BRIEF – Transcribe the data in full and exactly, omitting any pictures.

------------------------------------

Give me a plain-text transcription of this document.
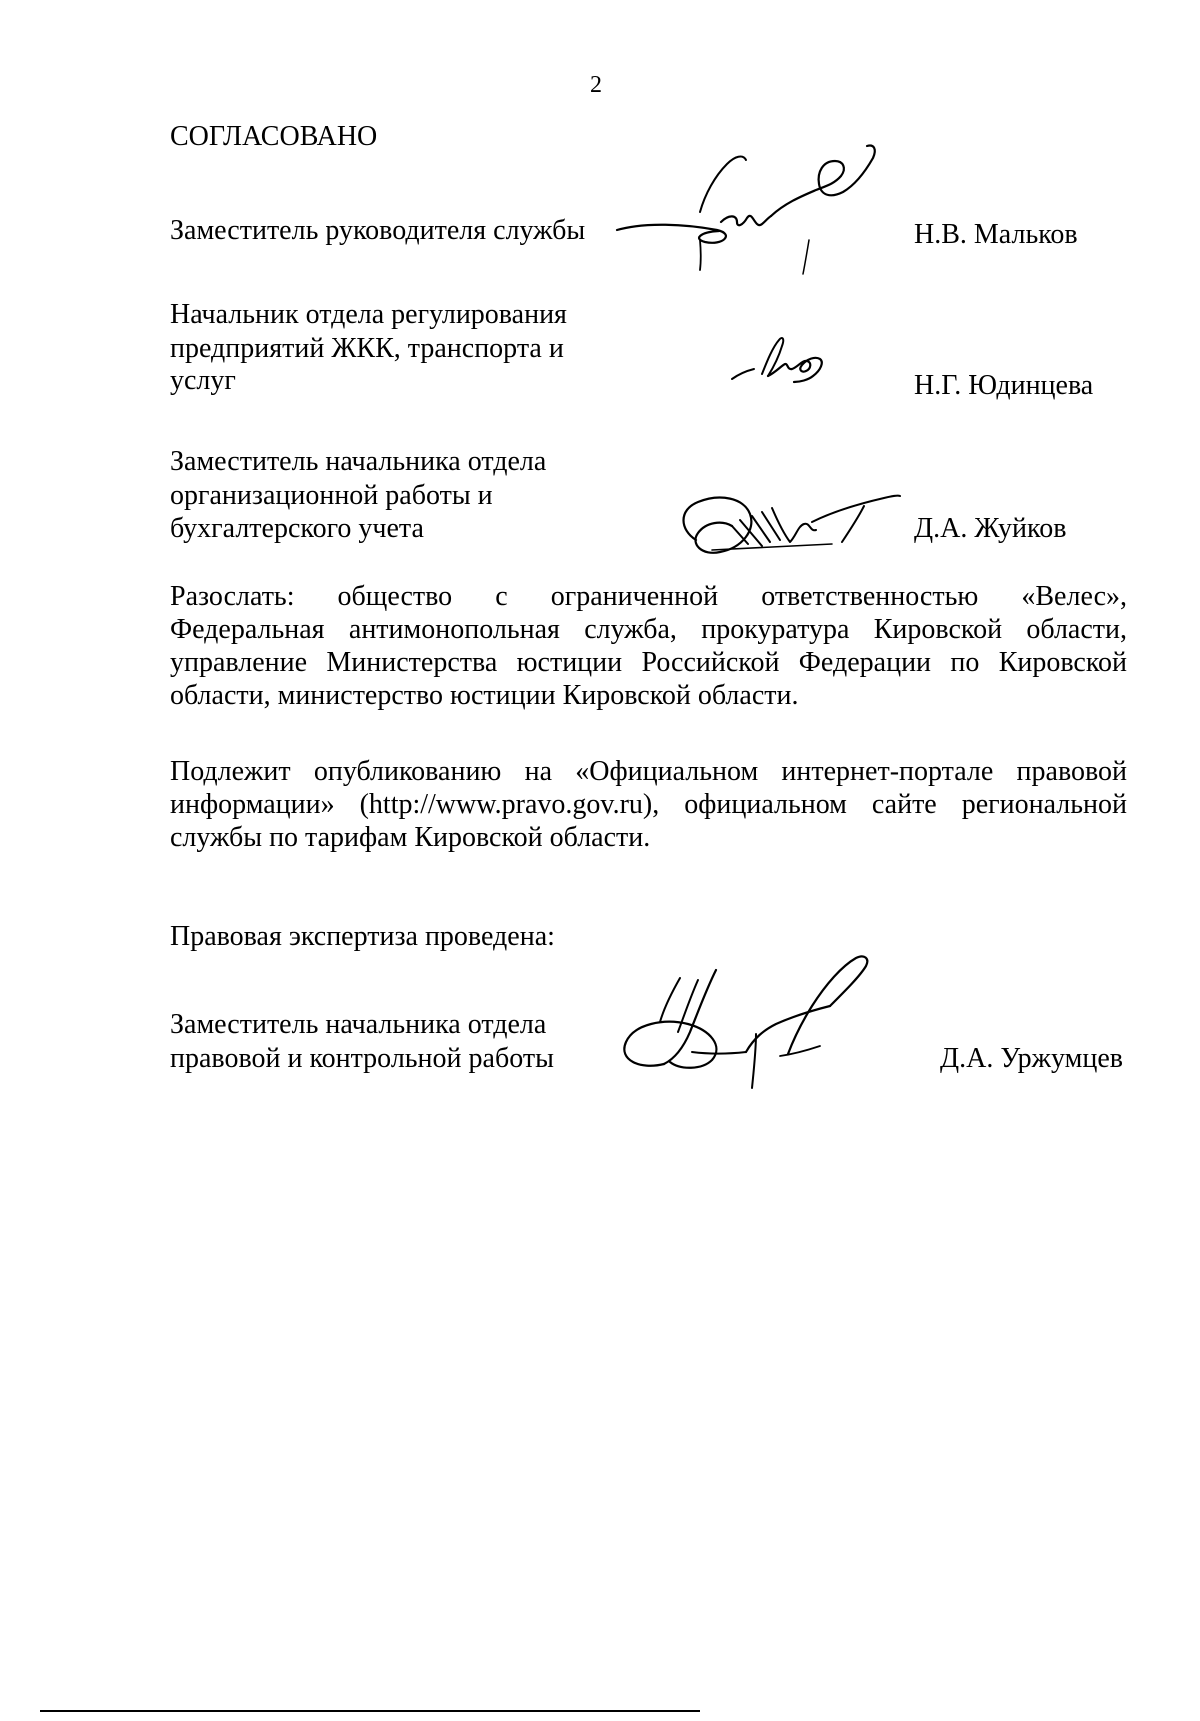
2
СОГЛАСОВАНО
Заместитель руководителя службы	Н.В. Мальков
Начальник отдела регулирования
предприятий ЖКК, транспорта и
услуг	Н.Г. Юдинцева
Заместитель начальника отдела
организационной работы и
бухгалтерского учета	Д.А. Жуйков
Разослать: общество с ограниченной ответственностью «Велес»,
Федеральная антимонопольная служба, прокуратура Кировской области,
управление Министерства юстиции Российской Федерации по Кировской
области, министерство юстиции Кировской области.
Подлежит опубликованию на «Официальном интернет-портале правовой
информации» (http://www.pravo.gov.ru), официальном сайте региональной
службы по тарифам Кировской области.
Правовая экспертиза проведена:
Заместитель начальника отдела
правовой и контрольной работы	Д.А. Уржумцев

------------------------------------

RESPONSE TO THIS TASK –
Give me a plain-text transcription of this document.
2
СОГЛАСОВАНО
Заместитель руководителя службы	Н.В. Мальков
Начальник отдела регулирования
предприятий ЖКК, транспорта и
услуг	Н.Г. Юдинцева
Заместитель начальника отдела
организационной работы и
бухгалтерского учета	Д.А. Жуйков
Разослать: общество с ограниченной ответственностью «Велес»,
Федеральная антимонопольная служба, прокуратура Кировской области,
управление Министерства юстиции Российской Федерации по Кировской
области, министерство юстиции Кировской области.
Подлежит опубликованию на «Официальном интернет-портале правовой
информации» (http://www.pravo.gov.ru), официальном сайте региональной
службы по тарифам Кировской области.
Правовая экспертиза проведена:
Заместитель начальника отдела
правовой и контрольной работы	Д.А. Уржумцев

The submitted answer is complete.